GIVEN EXERCISE: Check the listing below line by line and report how many lines hold "text", with no other words.

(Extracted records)
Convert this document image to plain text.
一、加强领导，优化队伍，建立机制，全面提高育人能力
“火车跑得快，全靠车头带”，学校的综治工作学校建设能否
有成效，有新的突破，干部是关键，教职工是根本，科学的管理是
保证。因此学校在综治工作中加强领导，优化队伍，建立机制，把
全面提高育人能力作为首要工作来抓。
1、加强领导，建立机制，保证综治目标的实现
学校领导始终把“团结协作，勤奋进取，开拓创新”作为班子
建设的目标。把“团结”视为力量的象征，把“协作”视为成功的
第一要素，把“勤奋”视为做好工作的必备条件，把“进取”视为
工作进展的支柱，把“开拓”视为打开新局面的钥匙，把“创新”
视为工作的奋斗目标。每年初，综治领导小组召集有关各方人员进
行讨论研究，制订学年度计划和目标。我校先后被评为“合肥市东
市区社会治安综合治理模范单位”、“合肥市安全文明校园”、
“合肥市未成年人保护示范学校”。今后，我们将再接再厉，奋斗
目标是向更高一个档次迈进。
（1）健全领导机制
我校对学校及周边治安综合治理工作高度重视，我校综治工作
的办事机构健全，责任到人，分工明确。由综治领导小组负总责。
==
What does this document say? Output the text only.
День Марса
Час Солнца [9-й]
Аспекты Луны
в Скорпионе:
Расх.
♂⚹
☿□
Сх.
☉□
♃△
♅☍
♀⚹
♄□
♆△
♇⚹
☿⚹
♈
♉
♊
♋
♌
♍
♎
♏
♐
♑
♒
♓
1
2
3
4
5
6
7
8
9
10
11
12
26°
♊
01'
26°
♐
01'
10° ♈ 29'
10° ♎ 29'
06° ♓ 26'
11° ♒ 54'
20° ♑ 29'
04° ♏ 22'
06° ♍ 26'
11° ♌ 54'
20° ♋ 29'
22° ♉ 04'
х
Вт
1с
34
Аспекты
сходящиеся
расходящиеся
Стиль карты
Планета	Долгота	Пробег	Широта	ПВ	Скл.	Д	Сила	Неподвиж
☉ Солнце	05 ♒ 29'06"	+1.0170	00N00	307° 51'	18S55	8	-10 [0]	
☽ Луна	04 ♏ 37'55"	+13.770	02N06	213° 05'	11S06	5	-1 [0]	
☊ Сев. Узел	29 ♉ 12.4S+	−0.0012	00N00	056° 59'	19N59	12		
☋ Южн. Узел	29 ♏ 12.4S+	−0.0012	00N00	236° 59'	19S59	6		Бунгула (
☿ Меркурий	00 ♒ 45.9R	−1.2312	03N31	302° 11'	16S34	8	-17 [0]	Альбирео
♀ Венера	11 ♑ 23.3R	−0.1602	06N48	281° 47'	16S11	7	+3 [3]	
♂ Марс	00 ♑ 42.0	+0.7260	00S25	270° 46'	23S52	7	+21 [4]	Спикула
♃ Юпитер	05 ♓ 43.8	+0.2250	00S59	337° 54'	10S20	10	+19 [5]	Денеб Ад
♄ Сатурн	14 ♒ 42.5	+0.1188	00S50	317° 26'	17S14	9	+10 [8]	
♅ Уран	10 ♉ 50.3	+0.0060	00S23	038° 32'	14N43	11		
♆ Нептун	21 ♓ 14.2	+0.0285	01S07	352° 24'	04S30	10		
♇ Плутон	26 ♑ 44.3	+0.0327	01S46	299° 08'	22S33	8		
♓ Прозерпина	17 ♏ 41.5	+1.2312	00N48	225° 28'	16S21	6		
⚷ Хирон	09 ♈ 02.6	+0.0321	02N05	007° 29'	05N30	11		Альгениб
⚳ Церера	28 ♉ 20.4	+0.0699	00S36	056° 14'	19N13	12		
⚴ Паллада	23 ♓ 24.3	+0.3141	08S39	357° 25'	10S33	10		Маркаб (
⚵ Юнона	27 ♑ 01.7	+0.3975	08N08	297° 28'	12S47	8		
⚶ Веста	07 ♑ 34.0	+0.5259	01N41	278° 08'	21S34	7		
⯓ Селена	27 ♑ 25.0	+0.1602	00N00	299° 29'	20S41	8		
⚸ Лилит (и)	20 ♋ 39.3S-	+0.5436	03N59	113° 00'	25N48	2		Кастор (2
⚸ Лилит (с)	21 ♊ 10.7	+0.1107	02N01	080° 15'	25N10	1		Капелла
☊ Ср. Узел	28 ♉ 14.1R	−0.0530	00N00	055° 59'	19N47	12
==
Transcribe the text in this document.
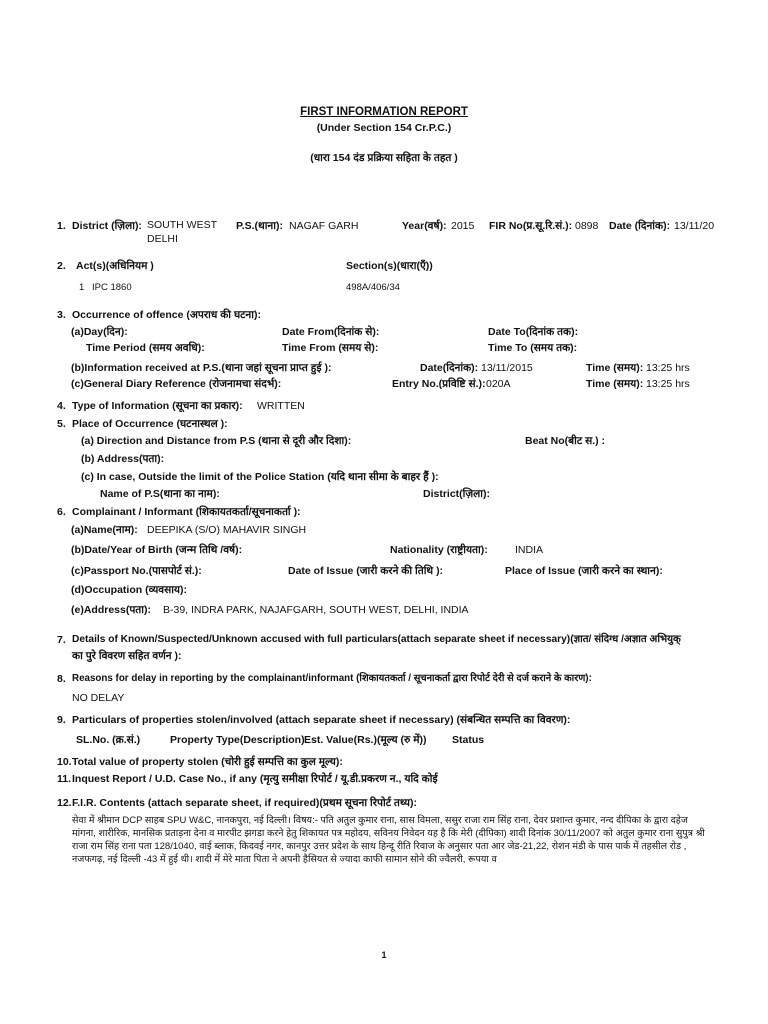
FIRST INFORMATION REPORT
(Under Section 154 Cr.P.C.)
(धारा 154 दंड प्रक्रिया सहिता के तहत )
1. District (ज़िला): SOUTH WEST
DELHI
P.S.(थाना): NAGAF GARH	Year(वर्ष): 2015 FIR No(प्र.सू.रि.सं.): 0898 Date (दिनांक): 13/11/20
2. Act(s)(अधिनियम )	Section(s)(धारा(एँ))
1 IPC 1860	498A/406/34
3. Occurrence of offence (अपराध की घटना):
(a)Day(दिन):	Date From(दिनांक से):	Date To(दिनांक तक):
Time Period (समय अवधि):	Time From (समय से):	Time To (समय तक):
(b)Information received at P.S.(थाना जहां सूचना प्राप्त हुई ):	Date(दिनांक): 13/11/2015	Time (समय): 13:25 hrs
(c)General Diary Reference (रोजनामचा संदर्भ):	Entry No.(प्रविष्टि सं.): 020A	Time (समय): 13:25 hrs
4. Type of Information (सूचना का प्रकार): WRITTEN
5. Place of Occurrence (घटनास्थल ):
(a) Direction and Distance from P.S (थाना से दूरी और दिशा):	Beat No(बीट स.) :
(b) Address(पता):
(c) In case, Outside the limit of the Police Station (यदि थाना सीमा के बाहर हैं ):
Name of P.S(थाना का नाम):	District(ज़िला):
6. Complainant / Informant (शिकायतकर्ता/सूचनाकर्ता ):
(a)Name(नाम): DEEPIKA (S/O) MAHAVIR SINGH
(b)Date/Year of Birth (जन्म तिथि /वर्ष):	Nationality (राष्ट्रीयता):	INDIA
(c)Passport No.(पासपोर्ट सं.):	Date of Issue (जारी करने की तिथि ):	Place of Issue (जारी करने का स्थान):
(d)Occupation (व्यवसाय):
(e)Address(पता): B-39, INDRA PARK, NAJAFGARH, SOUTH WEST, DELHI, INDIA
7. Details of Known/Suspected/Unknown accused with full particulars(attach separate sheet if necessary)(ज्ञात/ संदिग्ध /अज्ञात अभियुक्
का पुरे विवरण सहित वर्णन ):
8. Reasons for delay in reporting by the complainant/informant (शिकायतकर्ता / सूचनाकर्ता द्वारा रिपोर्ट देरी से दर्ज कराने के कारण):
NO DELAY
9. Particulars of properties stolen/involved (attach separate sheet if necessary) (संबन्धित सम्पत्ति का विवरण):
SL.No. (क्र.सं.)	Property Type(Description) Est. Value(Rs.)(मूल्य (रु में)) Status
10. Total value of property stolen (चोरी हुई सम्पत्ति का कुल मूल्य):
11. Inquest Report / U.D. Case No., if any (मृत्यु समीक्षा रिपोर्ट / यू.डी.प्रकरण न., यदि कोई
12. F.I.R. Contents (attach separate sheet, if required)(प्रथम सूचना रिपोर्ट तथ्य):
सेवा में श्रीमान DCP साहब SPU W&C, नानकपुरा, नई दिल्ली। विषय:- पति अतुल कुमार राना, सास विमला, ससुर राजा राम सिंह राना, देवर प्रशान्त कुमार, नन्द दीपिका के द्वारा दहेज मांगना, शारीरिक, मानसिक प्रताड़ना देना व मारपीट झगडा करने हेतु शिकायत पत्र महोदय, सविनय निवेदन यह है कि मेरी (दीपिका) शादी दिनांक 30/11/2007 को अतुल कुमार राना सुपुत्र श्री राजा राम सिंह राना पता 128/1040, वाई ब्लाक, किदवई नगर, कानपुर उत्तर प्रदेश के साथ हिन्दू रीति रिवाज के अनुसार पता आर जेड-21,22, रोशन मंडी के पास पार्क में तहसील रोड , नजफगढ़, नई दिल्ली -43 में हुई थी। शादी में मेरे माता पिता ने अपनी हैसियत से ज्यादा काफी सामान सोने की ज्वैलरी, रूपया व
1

RESULT OF THIS TASK: 3